Copy each line exactly.

The data |
* * *

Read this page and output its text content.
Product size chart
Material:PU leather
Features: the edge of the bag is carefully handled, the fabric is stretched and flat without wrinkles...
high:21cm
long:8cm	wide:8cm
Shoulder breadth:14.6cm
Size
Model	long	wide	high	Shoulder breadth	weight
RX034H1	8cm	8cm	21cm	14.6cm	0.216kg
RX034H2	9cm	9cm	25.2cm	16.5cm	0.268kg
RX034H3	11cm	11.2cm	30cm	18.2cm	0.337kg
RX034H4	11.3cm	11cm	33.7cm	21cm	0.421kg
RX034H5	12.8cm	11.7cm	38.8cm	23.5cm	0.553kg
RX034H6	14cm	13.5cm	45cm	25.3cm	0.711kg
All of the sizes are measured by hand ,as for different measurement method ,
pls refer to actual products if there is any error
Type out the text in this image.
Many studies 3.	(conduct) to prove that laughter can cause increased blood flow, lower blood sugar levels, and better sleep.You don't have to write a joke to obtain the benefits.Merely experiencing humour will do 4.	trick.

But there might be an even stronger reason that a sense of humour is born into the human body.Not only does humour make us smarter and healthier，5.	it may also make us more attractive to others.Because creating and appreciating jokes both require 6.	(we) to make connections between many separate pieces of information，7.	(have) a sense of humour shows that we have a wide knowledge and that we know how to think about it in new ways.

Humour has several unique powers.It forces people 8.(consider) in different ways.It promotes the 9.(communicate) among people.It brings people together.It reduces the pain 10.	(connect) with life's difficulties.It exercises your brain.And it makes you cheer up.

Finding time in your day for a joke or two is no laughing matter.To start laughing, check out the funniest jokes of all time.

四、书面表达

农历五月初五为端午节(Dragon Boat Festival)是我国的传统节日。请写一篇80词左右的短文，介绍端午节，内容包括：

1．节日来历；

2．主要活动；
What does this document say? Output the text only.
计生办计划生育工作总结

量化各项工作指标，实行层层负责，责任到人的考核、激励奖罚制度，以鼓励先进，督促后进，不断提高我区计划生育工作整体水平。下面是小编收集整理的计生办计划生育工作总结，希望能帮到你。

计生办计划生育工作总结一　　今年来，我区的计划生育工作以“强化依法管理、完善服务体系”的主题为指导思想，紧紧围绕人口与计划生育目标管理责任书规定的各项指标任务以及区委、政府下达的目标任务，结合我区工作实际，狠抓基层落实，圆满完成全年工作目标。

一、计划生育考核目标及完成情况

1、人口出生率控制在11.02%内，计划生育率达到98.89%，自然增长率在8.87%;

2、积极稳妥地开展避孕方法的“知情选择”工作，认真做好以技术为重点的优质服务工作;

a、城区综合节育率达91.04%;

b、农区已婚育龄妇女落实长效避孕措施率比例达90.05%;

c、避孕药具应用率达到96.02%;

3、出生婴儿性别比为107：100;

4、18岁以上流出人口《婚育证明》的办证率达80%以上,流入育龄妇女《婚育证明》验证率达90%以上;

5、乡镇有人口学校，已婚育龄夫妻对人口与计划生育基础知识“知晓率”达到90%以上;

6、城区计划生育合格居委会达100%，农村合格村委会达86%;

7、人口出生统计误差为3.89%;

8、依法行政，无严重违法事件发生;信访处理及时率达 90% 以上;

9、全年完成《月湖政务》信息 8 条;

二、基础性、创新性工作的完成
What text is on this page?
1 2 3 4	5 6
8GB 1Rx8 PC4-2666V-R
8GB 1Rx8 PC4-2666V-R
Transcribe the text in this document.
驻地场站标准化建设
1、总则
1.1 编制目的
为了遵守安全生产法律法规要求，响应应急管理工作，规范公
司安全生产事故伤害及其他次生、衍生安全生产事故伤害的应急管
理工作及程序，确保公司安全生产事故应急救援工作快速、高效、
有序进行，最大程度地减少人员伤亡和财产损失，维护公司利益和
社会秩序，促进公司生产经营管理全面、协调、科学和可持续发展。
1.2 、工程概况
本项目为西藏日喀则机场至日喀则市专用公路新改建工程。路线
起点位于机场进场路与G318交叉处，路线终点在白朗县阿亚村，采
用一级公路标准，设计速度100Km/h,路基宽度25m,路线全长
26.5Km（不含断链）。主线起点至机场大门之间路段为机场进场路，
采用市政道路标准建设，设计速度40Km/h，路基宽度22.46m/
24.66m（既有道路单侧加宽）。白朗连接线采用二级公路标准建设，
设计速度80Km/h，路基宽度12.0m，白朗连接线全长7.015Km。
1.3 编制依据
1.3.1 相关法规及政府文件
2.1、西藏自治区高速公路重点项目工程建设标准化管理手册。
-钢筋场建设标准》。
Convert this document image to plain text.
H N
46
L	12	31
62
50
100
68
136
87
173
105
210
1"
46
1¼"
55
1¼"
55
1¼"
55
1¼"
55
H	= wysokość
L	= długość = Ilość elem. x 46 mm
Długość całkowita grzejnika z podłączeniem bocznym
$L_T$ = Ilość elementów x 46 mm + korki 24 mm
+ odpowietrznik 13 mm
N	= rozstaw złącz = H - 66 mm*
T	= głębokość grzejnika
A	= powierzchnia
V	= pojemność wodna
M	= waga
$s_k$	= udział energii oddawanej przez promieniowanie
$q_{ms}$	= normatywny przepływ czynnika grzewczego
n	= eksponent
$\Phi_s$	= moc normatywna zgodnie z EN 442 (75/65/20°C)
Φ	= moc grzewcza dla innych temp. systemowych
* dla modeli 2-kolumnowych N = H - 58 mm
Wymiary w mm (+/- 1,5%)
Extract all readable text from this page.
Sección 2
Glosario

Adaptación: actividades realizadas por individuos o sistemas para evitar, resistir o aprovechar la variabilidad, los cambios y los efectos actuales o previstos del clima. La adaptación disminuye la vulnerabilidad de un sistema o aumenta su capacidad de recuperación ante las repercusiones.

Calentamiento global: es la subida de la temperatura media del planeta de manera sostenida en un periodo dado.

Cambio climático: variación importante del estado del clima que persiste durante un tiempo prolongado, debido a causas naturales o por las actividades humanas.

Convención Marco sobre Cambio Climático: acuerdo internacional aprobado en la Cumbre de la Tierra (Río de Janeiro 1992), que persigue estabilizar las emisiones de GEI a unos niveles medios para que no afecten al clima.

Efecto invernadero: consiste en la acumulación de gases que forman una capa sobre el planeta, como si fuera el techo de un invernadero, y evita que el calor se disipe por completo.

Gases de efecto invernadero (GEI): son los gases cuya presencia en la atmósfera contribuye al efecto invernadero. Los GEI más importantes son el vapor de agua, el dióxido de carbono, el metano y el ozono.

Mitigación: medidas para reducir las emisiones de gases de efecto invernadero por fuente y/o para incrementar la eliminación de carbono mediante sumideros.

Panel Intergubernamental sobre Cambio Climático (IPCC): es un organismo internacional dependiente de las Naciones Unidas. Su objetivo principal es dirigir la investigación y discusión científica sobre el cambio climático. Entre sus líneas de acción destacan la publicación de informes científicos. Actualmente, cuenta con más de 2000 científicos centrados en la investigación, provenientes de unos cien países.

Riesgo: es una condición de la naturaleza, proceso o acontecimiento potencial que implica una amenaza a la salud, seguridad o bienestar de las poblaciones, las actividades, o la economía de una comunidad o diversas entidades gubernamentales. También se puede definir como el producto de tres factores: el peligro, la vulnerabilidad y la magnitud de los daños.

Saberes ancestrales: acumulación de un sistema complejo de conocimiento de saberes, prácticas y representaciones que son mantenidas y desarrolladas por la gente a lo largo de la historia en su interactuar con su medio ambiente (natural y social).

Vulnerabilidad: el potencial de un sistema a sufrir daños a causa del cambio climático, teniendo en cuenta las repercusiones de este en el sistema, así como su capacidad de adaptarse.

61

* * *

Solution |
Read this page and output its text content.
Product size chart
Material:PU leather
Features: the edge of the bag is carefully handled, the fabric is stretched and flat without wrinkles...
high:21cm
long:8cm	wide:8cm
Shoulder breadth:14.6cm
Size
Model	long	wide	high	Shoulder breadth	weight
RX034H1	8cm	8cm	21cm	14.6cm	0.216kg
RX034H2	9cm	9cm	25.2cm	16.5cm	0.268kg
RX034H3	11cm	11.2cm	30cm	18.2cm	0.337kg
RX034H4	11.3cm	11cm	33.7cm	21cm	0.421kg
RX034H5	12.8cm	11.7cm	38.8cm	23.5cm	0.553kg
RX034H6	14cm	13.5cm	45cm	25.3cm	0.711kg
All of the sizes are measured by hand ,as for different measurement method ,
pls refer to actual products if there is any error
Type out the text in this image.
Many studies 3.	(conduct) to prove that laughter can cause increased blood flow, lower blood sugar levels, and better sleep.You don't have to write a joke to obtain the benefits.Merely experiencing humour will do 4.	trick.

But there might be an even stronger reason that a sense of humour is born into the human body.Not only does humour make us smarter and healthier，5.	it may also make us more attractive to others.Because creating and appreciating jokes both require 6.	(we) to make connections between many separate pieces of information，7.	(have) a sense of humour shows that we have a wide knowledge and that we know how to think about it in new ways.

Humour has several unique powers.It forces people 8.(consider) in different ways.It promotes the 9.(communicate) among people.It brings people together.It reduces the pain 10.	(connect) with life's difficulties.It exercises your brain.And it makes you cheer up.

Finding time in your day for a joke or two is no laughing matter.To start laughing, check out the funniest jokes of all time.

四、书面表达

农历五月初五为端午节(Dragon Boat Festival)是我国的传统节日。请写一篇80词左右的短文，介绍端午节，内容包括：

1．节日来历；

2．主要活动；
What does this document say? Output the text only.
计生办计划生育工作总结

量化各项工作指标，实行层层负责，责任到人的考核、激励奖罚制度，以鼓励先进，督促后进，不断提高我区计划生育工作整体水平。下面是小编收集整理的计生办计划生育工作总结，希望能帮到你。

计生办计划生育工作总结一　　今年来，我区的计划生育工作以“强化依法管理、完善服务体系”的主题为指导思想，紧紧围绕人口与计划生育目标管理责任书规定的各项指标任务以及区委、政府下达的目标任务，结合我区工作实际，狠抓基层落实，圆满完成全年工作目标。

一、计划生育考核目标及完成情况

1、人口出生率控制在11.02%内，计划生育率达到98.89%，自然增长率在8.87%;

2、积极稳妥地开展避孕方法的“知情选择”工作，认真做好以技术为重点的优质服务工作;

a、城区综合节育率达91.04%;

b、农区已婚育龄妇女落实长效避孕措施率比例达90.05%;

c、避孕药具应用率达到96.02%;

3、出生婴儿性别比为107：100;

4、18岁以上流出人口《婚育证明》的办证率达80%以上,流入育龄妇女《婚育证明》验证率达90%以上;

5、乡镇有人口学校，已婚育龄夫妻对人口与计划生育基础知识“知晓率”达到90%以上;

6、城区计划生育合格居委会达100%，农村合格村委会达86%;

7、人口出生统计误差为3.89%;

8、依法行政，无严重违法事件发生;信访处理及时率达 90% 以上;

9、全年完成《月湖政务》信息 8 条;

二、基础性、创新性工作的完成
What text is on this page?
1 2 3 4	5 6
8GB 1Rx8 PC4-2666V-R
8GB 1Rx8 PC4-2666V-R
Transcribe the text in this document.
驻地场站标准化建设
1、总则
1.1 编制目的
为了遵守安全生产法律法规要求，响应应急管理工作，规范公
司安全生产事故伤害及其他次生、衍生安全生产事故伤害的应急管
理工作及程序，确保公司安全生产事故应急救援工作快速、高效、
有序进行，最大程度地减少人员伤亡和财产损失，维护公司利益和
社会秩序，促进公司生产经营管理全面、协调、科学和可持续发展。
1.2 、工程概况
本项目为西藏日喀则机场至日喀则市专用公路新改建工程。路线
起点位于机场进场路与G318交叉处，路线终点在白朗县阿亚村，采
用一级公路标准，设计速度100Km/h,路基宽度25m,路线全长
26.5Km（不含断链）。主线起点至机场大门之间路段为机场进场路，
采用市政道路标准建设，设计速度40Km/h，路基宽度22.46m/
24.66m（既有道路单侧加宽）。白朗连接线采用二级公路标准建设，
设计速度80Km/h，路基宽度12.0m，白朗连接线全长7.015Km。
1.3 编制依据
1.3.1 相关法规及政府文件
2.1、西藏自治区高速公路重点项目工程建设标准化管理手册。
-钢筋场建设标准》。
Convert this document image to plain text.
H N
46
L	12	31
62
50
100
68
136
87
173
105
210
1"
46
1¼"
55
1¼"
55
1¼"
55
1¼"
55
H	= wysokość
L	= długość = Ilość elem. x 46 mm
Długość całkowita grzejnika z podłączeniem bocznym
$L_T$ = Ilość elementów x 46 mm + korki 24 mm
+ odpowietrznik 13 mm
N	= rozstaw złącz = H - 66 mm*
T	= głębokość grzejnika
A	= powierzchnia
V	= pojemność wodna
M	= waga
$s_k$	= udział energii oddawanej przez promieniowanie
$q_{ms}$	= normatywny przepływ czynnika grzewczego
n	= eksponent
$\Phi_s$	= moc normatywna zgodnie z EN 442 (75/65/20°C)
Φ	= moc grzewcza dla innych temp. systemowych
* dla modeli 2-kolumnowych N = H - 58 mm
Wymiary w mm (+/- 1,5%)
Extract all readable text from this page.
Sección 2
Glosario

Adaptación: actividades realizadas por individuos o sistemas para evitar, resistir o aprovechar la variabilidad, los cambios y los efectos actuales o previstos del clima. La adaptación disminuye la vulnerabilidad de un sistema o aumenta su capacidad de recuperación ante las repercusiones.

Calentamiento global: es la subida de la temperatura media del planeta de manera sostenida en un periodo dado.

Cambio climático: variación importante del estado del clima que persiste durante un tiempo prolongado, debido a causas naturales o por las actividades humanas.

Convención Marco sobre Cambio Climático: acuerdo internacional aprobado en la Cumbre de la Tierra (Río de Janeiro 1992), que persigue estabilizar las emisiones de GEI a unos niveles medios para que no afecten al clima.

Efecto invernadero: consiste en la acumulación de gases que forman una capa sobre el planeta, como si fuera el techo de un invernadero, y evita que el calor se disipe por completo.

Gases de efecto invernadero (GEI): son los gases cuya presencia en la atmósfera contribuye al efecto invernadero. Los GEI más importantes son el vapor de agua, el dióxido de carbono, el metano y el ozono.

Mitigación: medidas para reducir las emisiones de gases de efecto invernadero por fuente y/o para incrementar la eliminación de carbono mediante sumideros.

Panel Intergubernamental sobre Cambio Climático (IPCC): es un organismo internacional dependiente de las Naciones Unidas. Su objetivo principal es dirigir la investigación y discusión científica sobre el cambio climático. Entre sus líneas de acción destacan la publicación de informes científicos. Actualmente, cuenta con más de 2000 científicos centrados en la investigación, provenientes de unos cien países.

Riesgo: es una condición de la naturaleza, proceso o acontecimiento potencial que implica una amenaza a la salud, seguridad o bienestar de las poblaciones, las actividades, o la economía de una comunidad o diversas entidades gubernamentales. También se puede definir como el producto de tres factores: el peligro, la vulnerabilidad y la magnitud de los daños.

Saberes ancestrales: acumulación de un sistema complejo de conocimiento de saberes, prácticas y representaciones que son mantenidas y desarrolladas por la gente a lo largo de la historia en su interactuar con su medio ambiente (natural y social).

Vulnerabilidad: el potencial de un sistema a sufrir daños a causa del cambio climático, teniendo en cuenta las repercusiones de este en el sistema, así como su capacidad de adaptarse.

61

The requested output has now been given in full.